■ **STATED PROBLEM**: Provide only the number of lines in the data below that contain the string "Detekce".

(Entries from a visual dataset)
<<<<
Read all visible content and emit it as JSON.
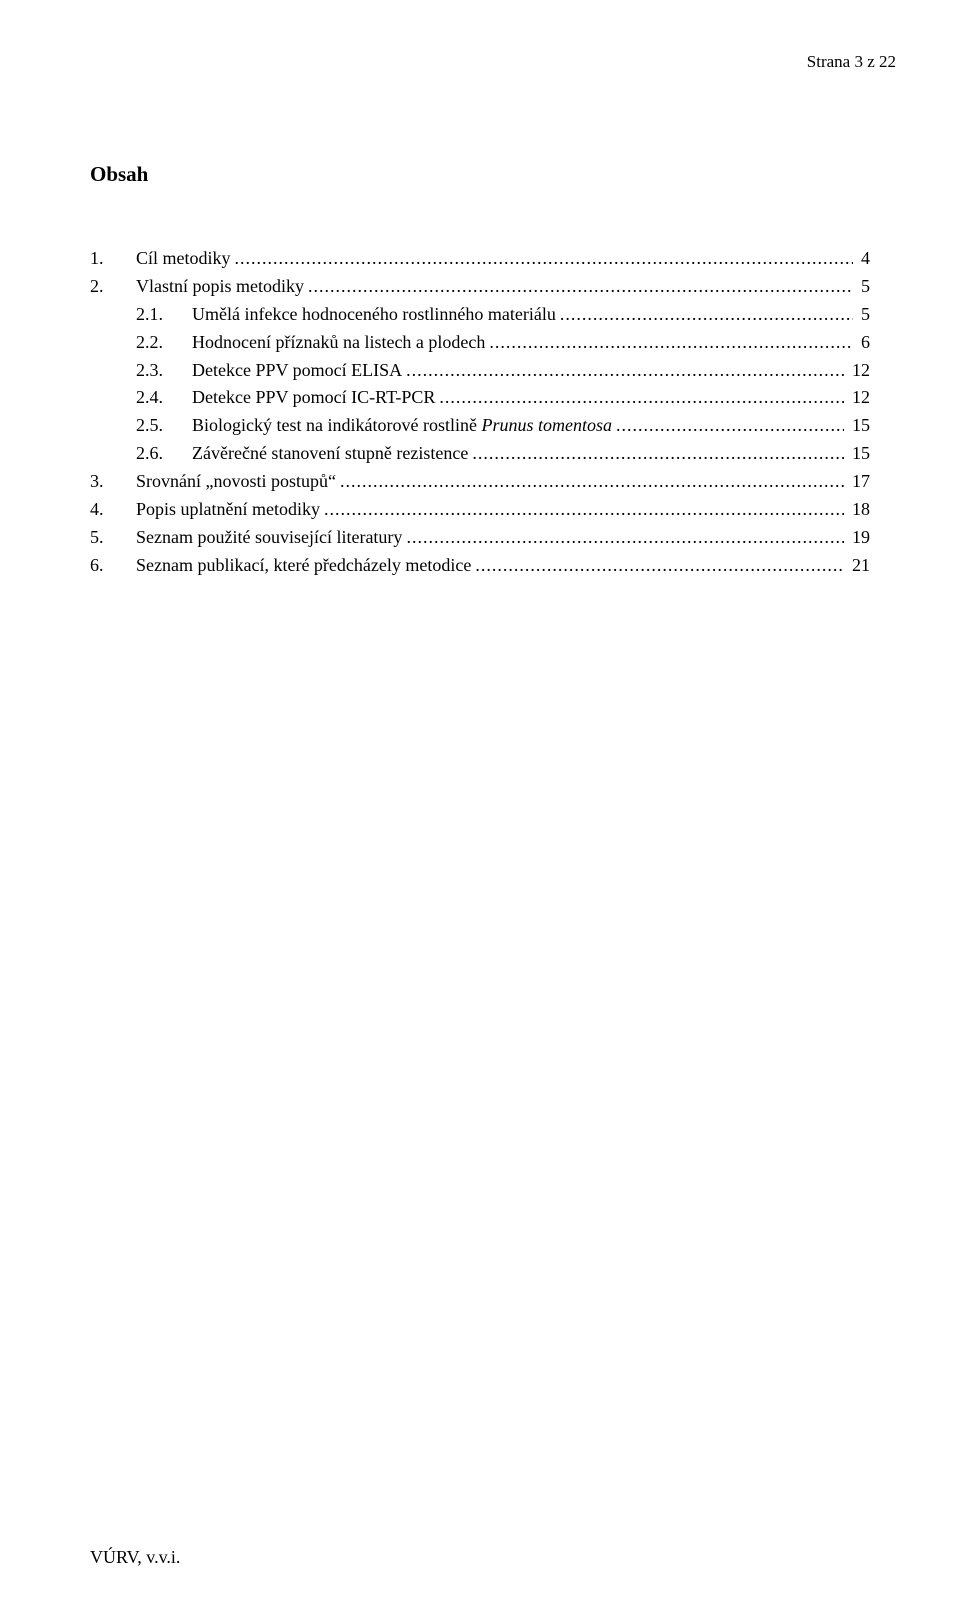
{
  "page_label": "Strana 3 z 22",
  "title": "Obsah",
  "toc": [
    {
      "level": 1,
      "num": "1.",
      "text": "Cíl metodiky",
      "italic": "",
      "page": "4"
    },
    {
      "level": 1,
      "num": "2.",
      "text": "Vlastní popis metodiky",
      "italic": "",
      "page": "5"
    },
    {
      "level": 2,
      "num": "2.1.",
      "text": "Umělá infekce hodnoceného rostlinného materiálu",
      "italic": "",
      "page": "5"
    },
    {
      "level": 2,
      "num": "2.2.",
      "text": "Hodnocení příznaků na listech a plodech",
      "italic": "",
      "page": "6"
    },
    {
      "level": 2,
      "num": "2.3.",
      "text": "Detekce PPV pomocí ELISA",
      "italic": "",
      "page": "12"
    },
    {
      "level": 2,
      "num": "2.4.",
      "text": "Detekce PPV pomocí IC-RT-PCR",
      "italic": "",
      "page": "12"
    },
    {
      "level": 2,
      "num": "2.5.",
      "text": "Biologický test na indikátorové rostlině ",
      "italic": "Prunus tomentosa",
      "page": "15"
    },
    {
      "level": 2,
      "num": "2.6.",
      "text": "Závěrečné stanovení stupně rezistence",
      "italic": "",
      "page": "15"
    },
    {
      "level": 1,
      "num": "3.",
      "text": "Srovnání „novosti postupů“ ",
      "italic": "",
      "page": "17"
    },
    {
      "level": 1,
      "num": "4.",
      "text": "Popis uplatnění metodiky",
      "italic": "",
      "page": "18"
    },
    {
      "level": 1,
      "num": "5.",
      "text": "Seznam použité související literatury",
      "italic": "",
      "page": "19"
    },
    {
      "level": 1,
      "num": "6.",
      "text": "Seznam publikací, které předcházely metodice",
      "italic": "",
      "page": "21"
    }
  ],
  "footer": "VÚRV, v.v.i."
}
>>>>
■ **WRITTEN ANSWER**: 2